══ PROVIDED RECORDS

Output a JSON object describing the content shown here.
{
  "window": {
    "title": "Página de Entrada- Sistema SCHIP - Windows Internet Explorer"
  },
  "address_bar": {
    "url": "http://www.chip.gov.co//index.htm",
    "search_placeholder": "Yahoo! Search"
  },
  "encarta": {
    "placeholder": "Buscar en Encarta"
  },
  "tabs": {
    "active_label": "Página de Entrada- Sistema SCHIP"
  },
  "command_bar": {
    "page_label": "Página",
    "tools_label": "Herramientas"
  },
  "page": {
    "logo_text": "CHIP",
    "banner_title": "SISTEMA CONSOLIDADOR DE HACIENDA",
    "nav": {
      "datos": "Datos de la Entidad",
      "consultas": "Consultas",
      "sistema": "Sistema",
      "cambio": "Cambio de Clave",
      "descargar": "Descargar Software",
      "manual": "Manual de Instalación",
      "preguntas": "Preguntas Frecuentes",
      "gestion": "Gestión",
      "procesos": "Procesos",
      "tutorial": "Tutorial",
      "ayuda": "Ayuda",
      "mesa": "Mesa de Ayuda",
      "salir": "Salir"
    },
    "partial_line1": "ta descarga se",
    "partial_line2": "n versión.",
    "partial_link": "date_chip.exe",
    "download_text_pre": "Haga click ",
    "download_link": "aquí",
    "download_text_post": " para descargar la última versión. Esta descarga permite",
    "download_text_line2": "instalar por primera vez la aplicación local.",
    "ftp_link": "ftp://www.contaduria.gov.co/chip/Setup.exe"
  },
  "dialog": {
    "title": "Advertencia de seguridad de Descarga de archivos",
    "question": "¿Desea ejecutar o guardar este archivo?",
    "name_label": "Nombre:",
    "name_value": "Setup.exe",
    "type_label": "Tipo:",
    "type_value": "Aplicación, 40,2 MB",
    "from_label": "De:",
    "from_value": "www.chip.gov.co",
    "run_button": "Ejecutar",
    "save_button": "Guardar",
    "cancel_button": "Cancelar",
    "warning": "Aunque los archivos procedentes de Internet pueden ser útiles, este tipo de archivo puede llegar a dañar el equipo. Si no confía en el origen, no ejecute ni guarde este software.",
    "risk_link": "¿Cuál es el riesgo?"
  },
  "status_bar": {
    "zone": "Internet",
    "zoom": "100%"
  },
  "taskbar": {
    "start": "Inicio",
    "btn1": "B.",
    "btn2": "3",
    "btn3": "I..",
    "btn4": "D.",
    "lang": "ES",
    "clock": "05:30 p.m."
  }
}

════

## TASK TO COMPLETE
Copy out all of the lines above exactly.

## WRITTEN RESPONSE
Output a JSON object describing the content shown here.
{
  "window": {
    "title": "Página de Entrada- Sistema SCHIP - Windows Internet Explorer"
  },
  "address_bar": {
    "url": "http://www.chip.gov.co//index.htm",
    "search_placeholder": "Yahoo! Search"
  },
  "encarta": {
    "placeholder": "Buscar en Encarta"
  },
  "tabs": {
    "active_label": "Página de Entrada- Sistema SCHIP"
  },
  "command_bar": {
    "page_label": "Página",
    "tools_label": "Herramientas"
  },
  "page": {
    "logo_text": "CHIP",
    "banner_title": "SISTEMA CONSOLIDADOR DE HACIENDA",
    "nav": {
      "datos": "Datos de la Entidad",
      "consultas": "Consultas",
      "sistema": "Sistema",
      "cambio": "Cambio de Clave",
      "descargar": "Descargar Software",
      "manual": "Manual de Instalación",
      "preguntas": "Preguntas Frecuentes",
      "gestion": "Gestión",
      "procesos": "Procesos",
      "tutorial": "Tutorial",
      "ayuda": "Ayuda",
      "mesa": "Mesa de Ayuda",
      "salir": "Salir"
    },
    "partial_line1": "ta descarga se",
    "partial_line2": "n versión.",
    "partial_link": "date_chip.exe",
    "download_text_pre": "Haga click ",
    "download_link": "aquí",
    "download_text_post": " para descargar la última versión. Esta descarga permite",
    "download_text_line2": "instalar por primera vez la aplicación local.",
    "ftp_link": "ftp://www.contaduria.gov.co/chip/Setup.exe"
  },
  "dialog": {
    "title": "Advertencia de seguridad de Descarga de archivos",
    "question": "¿Desea ejecutar o guardar este archivo?",
    "name_label": "Nombre:",
    "name_value": "Setup.exe",
    "type_label": "Tipo:",
    "type_value": "Aplicación, 40,2 MB",
    "from_label": "De:",
    "from_value": "www.chip.gov.co",
    "run_button": "Ejecutar",
    "save_button": "Guardar",
    "cancel_button": "Cancelar",
    "warning": "Aunque los archivos procedentes de Internet pueden ser útiles, este tipo de archivo puede llegar a dañar el equipo. Si no confía en el origen, no ejecute ni guarde este software.",
    "risk_link": "¿Cuál es el riesgo?"
  },
  "status_bar": {
    "zone": "Internet",
    "zoom": "100%"
  },
  "taskbar": {
    "start": "Inicio",
    "btn1": "B.",
    "btn2": "3",
    "btn3": "I..",
    "btn4": "D.",
    "lang": "ES",
    "clock": "05:30 p.m."
  }
}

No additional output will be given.